PROBLEM TO WORK ON: Go through the listing and return every line with "name" in it.
Start of SOURCE MATERIAL
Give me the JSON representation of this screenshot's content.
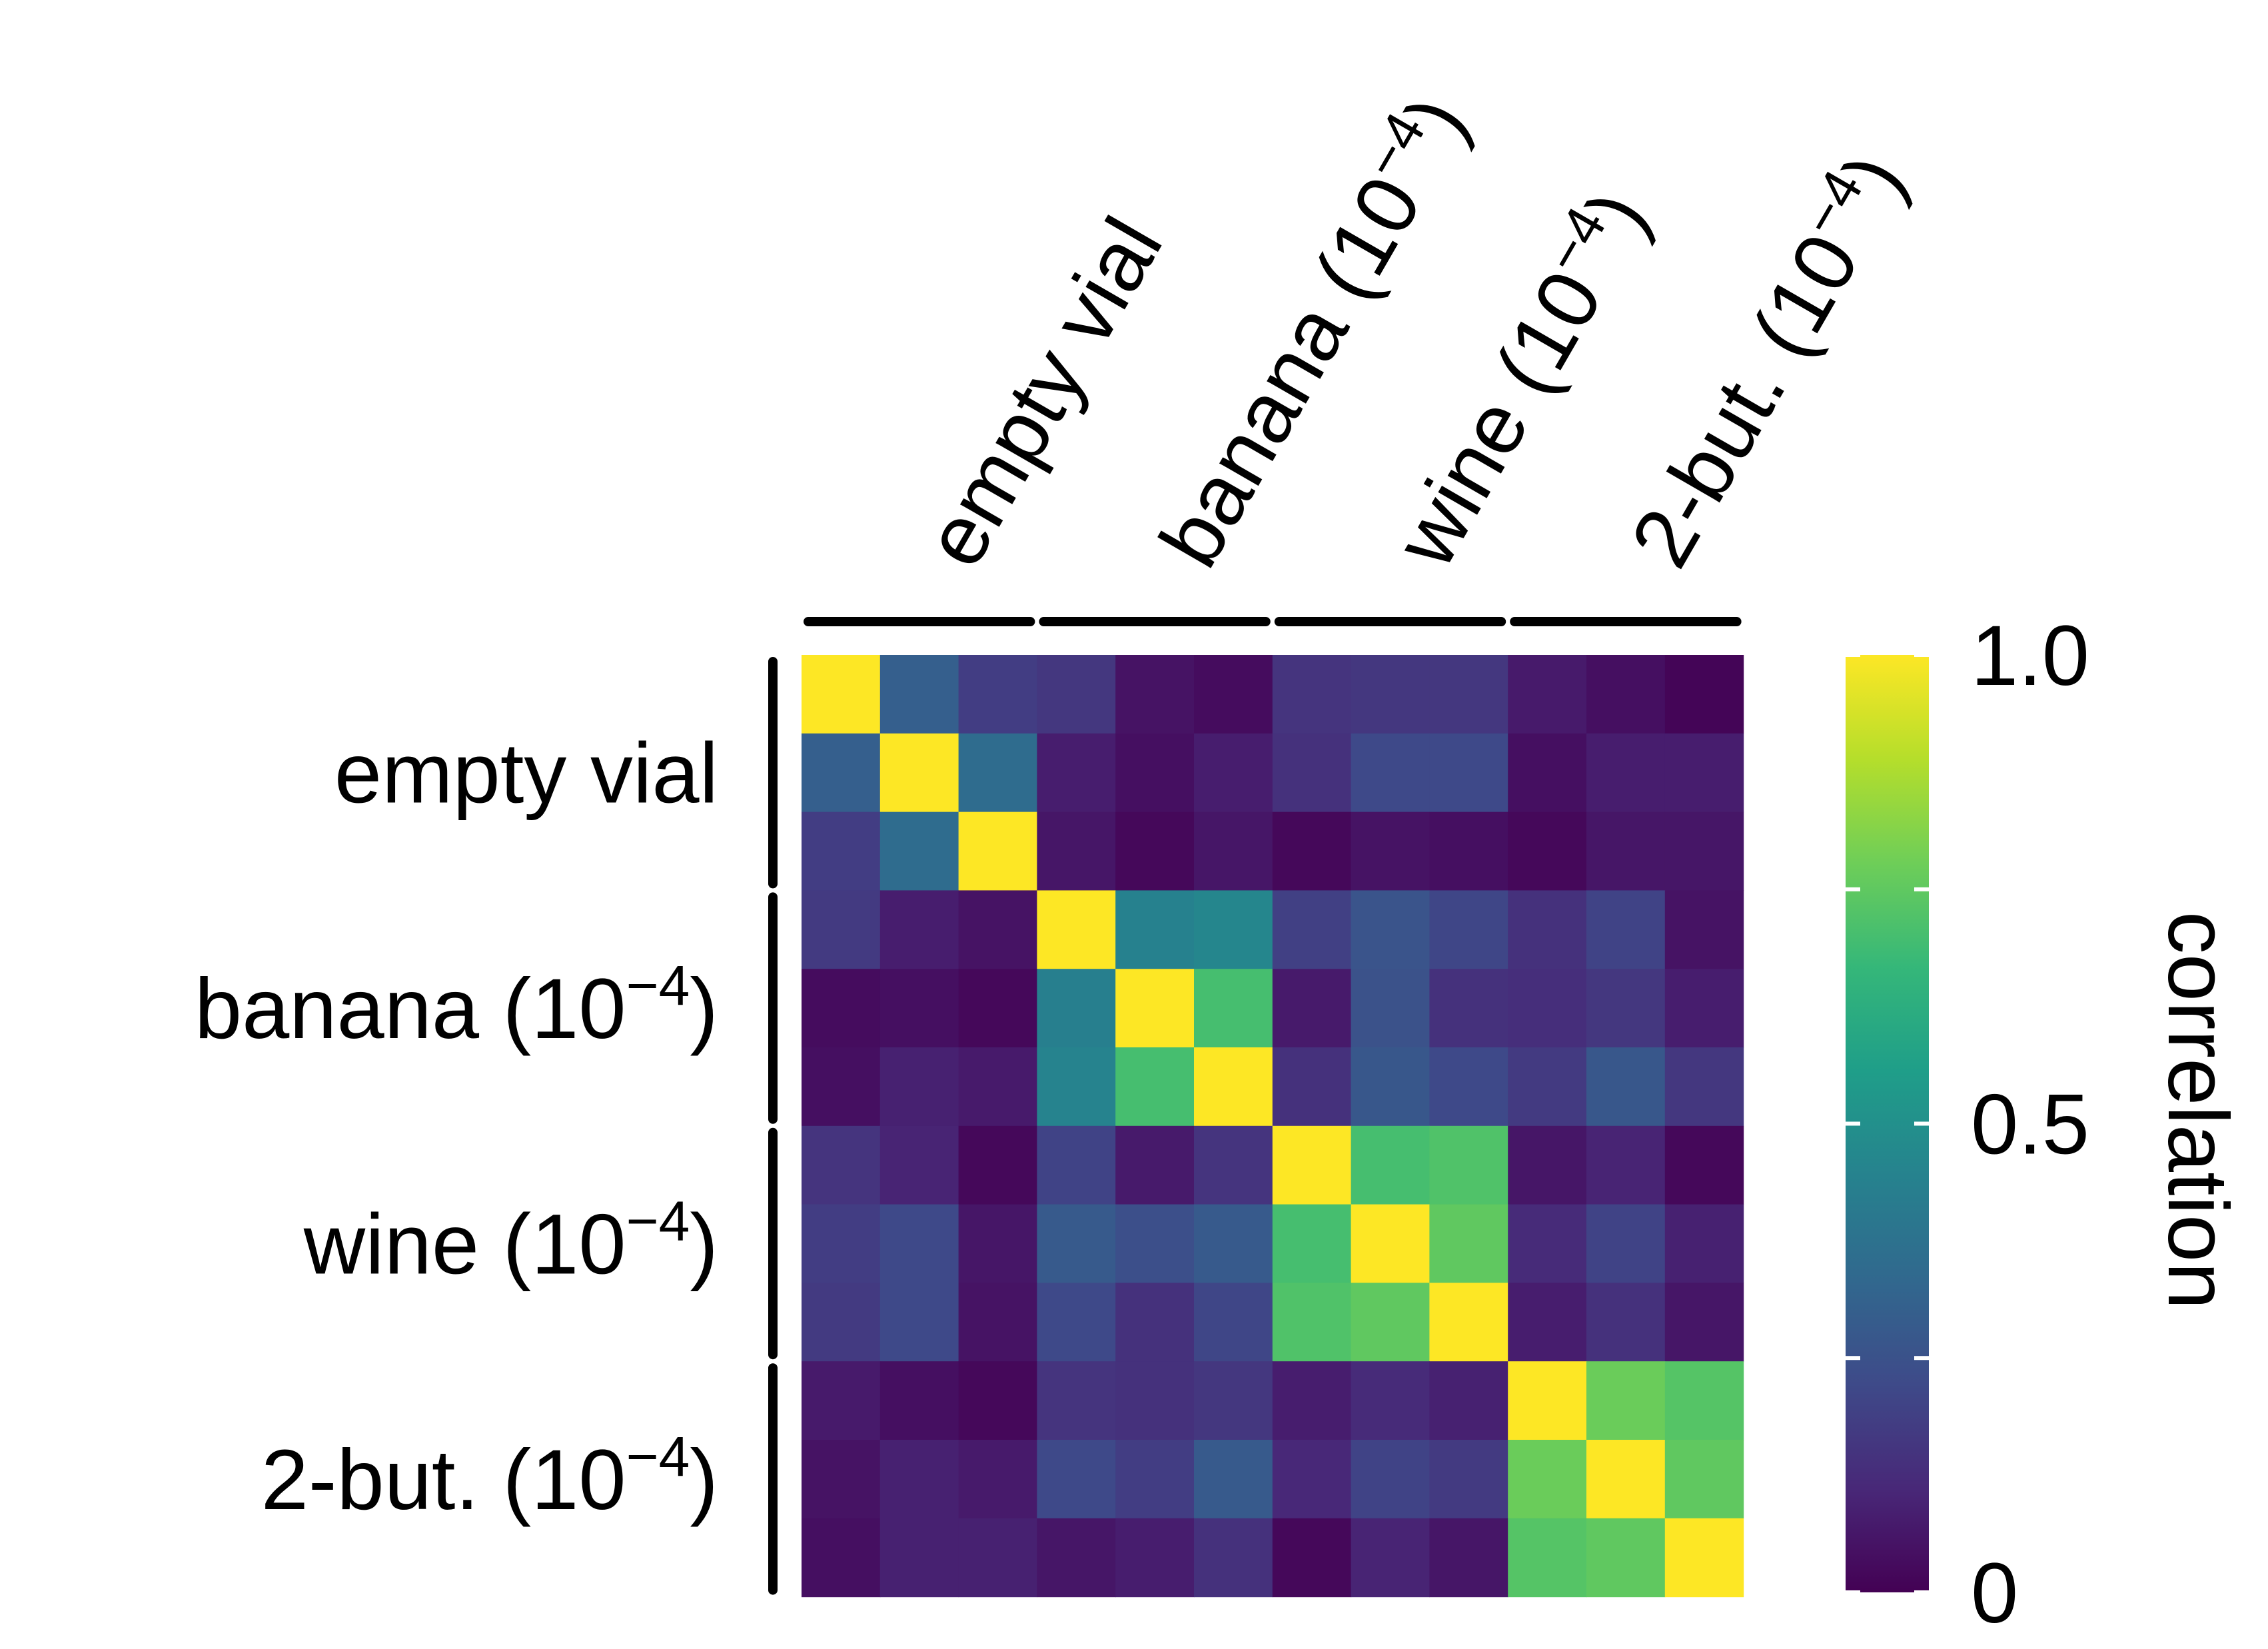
{
  "chart_data": {
    "type": "heatmap",
    "title": "",
    "xlabel": "",
    "ylabel": "",
    "groups": [
      {
        "name": "empty vial",
        "base": "empty vial",
        "superscript": ""
      },
      {
        "name": "banana (10−4)",
        "base": "banana (10",
        "superscript": "−4",
        "close": ")"
      },
      {
        "name": "wine (10−4)",
        "base": "wine (10",
        "superscript": "−4",
        "close": ")"
      },
      {
        "name": "2-but. (10−4)",
        "base": "2-but. (10",
        "superscript": "−4",
        "close": ")"
      }
    ],
    "replicates_per_group": 3,
    "matrix": [
      [
        1.0,
        0.3,
        0.18,
        0.16,
        0.05,
        0.03,
        0.15,
        0.16,
        0.16,
        0.07,
        0.04,
        0.01
      ],
      [
        0.3,
        1.0,
        0.35,
        0.08,
        0.04,
        0.08,
        0.14,
        0.22,
        0.22,
        0.04,
        0.08,
        0.08
      ],
      [
        0.18,
        0.35,
        1.0,
        0.06,
        0.02,
        0.06,
        0.02,
        0.05,
        0.04,
        0.02,
        0.06,
        0.06
      ],
      [
        0.17,
        0.08,
        0.05,
        1.0,
        0.44,
        0.46,
        0.19,
        0.26,
        0.21,
        0.14,
        0.2,
        0.05
      ],
      [
        0.03,
        0.04,
        0.02,
        0.43,
        1.0,
        0.7,
        0.07,
        0.25,
        0.14,
        0.13,
        0.16,
        0.08
      ],
      [
        0.04,
        0.09,
        0.07,
        0.45,
        0.7,
        1.0,
        0.14,
        0.27,
        0.22,
        0.17,
        0.27,
        0.16
      ],
      [
        0.15,
        0.1,
        0.02,
        0.2,
        0.07,
        0.15,
        1.0,
        0.7,
        0.72,
        0.06,
        0.1,
        0.02
      ],
      [
        0.18,
        0.22,
        0.06,
        0.28,
        0.24,
        0.28,
        0.7,
        1.0,
        0.75,
        0.12,
        0.2,
        0.09
      ],
      [
        0.17,
        0.22,
        0.05,
        0.22,
        0.14,
        0.21,
        0.72,
        0.75,
        1.0,
        0.08,
        0.14,
        0.06
      ],
      [
        0.07,
        0.04,
        0.02,
        0.15,
        0.14,
        0.16,
        0.08,
        0.12,
        0.09,
        1.0,
        0.77,
        0.73
      ],
      [
        0.05,
        0.09,
        0.07,
        0.22,
        0.18,
        0.28,
        0.11,
        0.2,
        0.17,
        0.77,
        1.0,
        0.75
      ],
      [
        0.04,
        0.09,
        0.09,
        0.06,
        0.08,
        0.14,
        0.02,
        0.1,
        0.06,
        0.73,
        0.75,
        1.0
      ]
    ],
    "color_scale": {
      "name": "viridis",
      "min": 0,
      "max": 1,
      "stops": [
        "#440154",
        "#482878",
        "#3e4a89",
        "#31688e",
        "#26828e",
        "#1f9e89",
        "#35b779",
        "#6ece58",
        "#b5de2b",
        "#fde725"
      ]
    },
    "colorbar": {
      "title": "correlation",
      "ticks": [
        0,
        0.25,
        0.5,
        0.75,
        1.0
      ],
      "tick_labels": [
        {
          "value": 0,
          "text": "0"
        },
        {
          "value": 0.5,
          "text": "0.5"
        },
        {
          "value": 1.0,
          "text": "1.0"
        }
      ],
      "placement": "right"
    }
  }
}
End of SOURCE MATERIAL
TASK ANSWER:
        "name": "empty vial",
        "name": "banana (10−4)",
        "name": "wine (10−4)",
        "name": "2-but. (10−4)",
      "name": "viridis",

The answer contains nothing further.